Task details: Check each line below for "frac" and report how many have it, nothing else.

(begin)

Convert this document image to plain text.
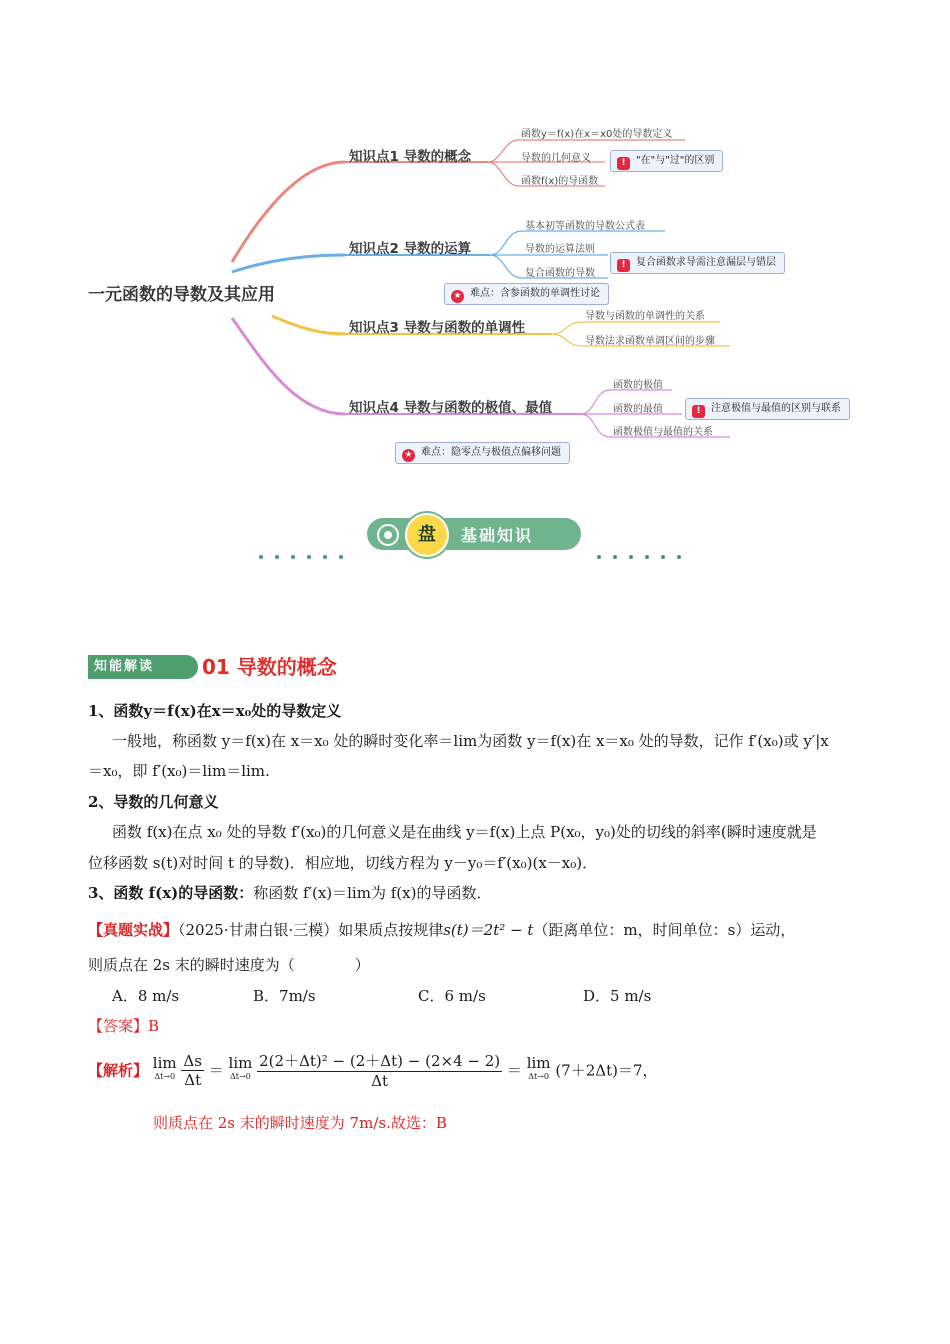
一元函数的导数及其应用
知识点1 导数的概念
函数y＝f(x)在x＝x0处的导数定义
导数的几何意义
函数f(x)的导函数
! "在"与"过"的区别
知识点2 导数的运算
基本初等函数的导数公式表
导数的运算法则
复合函数的导数
! 复合函数求导需注意漏层与错层
★ 难点：含参函数的单调性讨论
知识点3 导数与函数的单调性
导数与函数的单调性的关系
导数法求函数单调区间的步骤
知识点4 导数与函数的极值、最值
函数的极值
函数的最值
函数极值与最值的关系
! 注意极值与最值的区别与联系
★ 难点：隐零点与极值点偏移问题
盘	基础知识
知能解读	01 导数的概念
1、函数y＝f(x)在x＝x₀处的导数定义
一般地，称函数 y＝f(x)在 x＝x₀ 处的瞬时变化率＝lim为函数 y＝f(x)在 x＝x₀ 处的导数，记作 f′(x₀)或 y′|x
＝x₀，即 f′(x₀)＝lim＝lim.
2、导数的几何意义
函数 f(x)在点 x₀ 处的导数 f′(x₀)的几何意义是在曲线 y＝f(x)上点 P(x₀，y₀)处的切线的斜率(瞬时速度就是
位移函数 s(t)对时间 t 的导数)．相应地，切线方程为 y－y₀＝f′(x₀)(x－x₀)．
3、函数 f(x)的导函数：称函数 f′(x)＝lim为 f(x)的导函数．
【真题实战】（2025·甘肃白银·三模）如果质点按规律s(t)＝2t² − t（距离单位：m，时间单位：s）运动，
则质点在 2s 末的瞬时速度为（　　　　）
A．8 m/s	B．7m/s	C．6 m/s	D．5 m/s
【答案】B
【解析】 lim
Δt→0
$\frac{\Delta s}{\Delta t} = \lim$
Δt→0
$\frac{\text{2(2＋Δt)² − (2＋Δt) − (2×4 − 2)}}{\Delta t} = \lim$
Δt→0 (7＋2Δt)＝7，
则质点在 2s 末的瞬时速度为 7m/s.故选：B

(end)

Result for this task: 2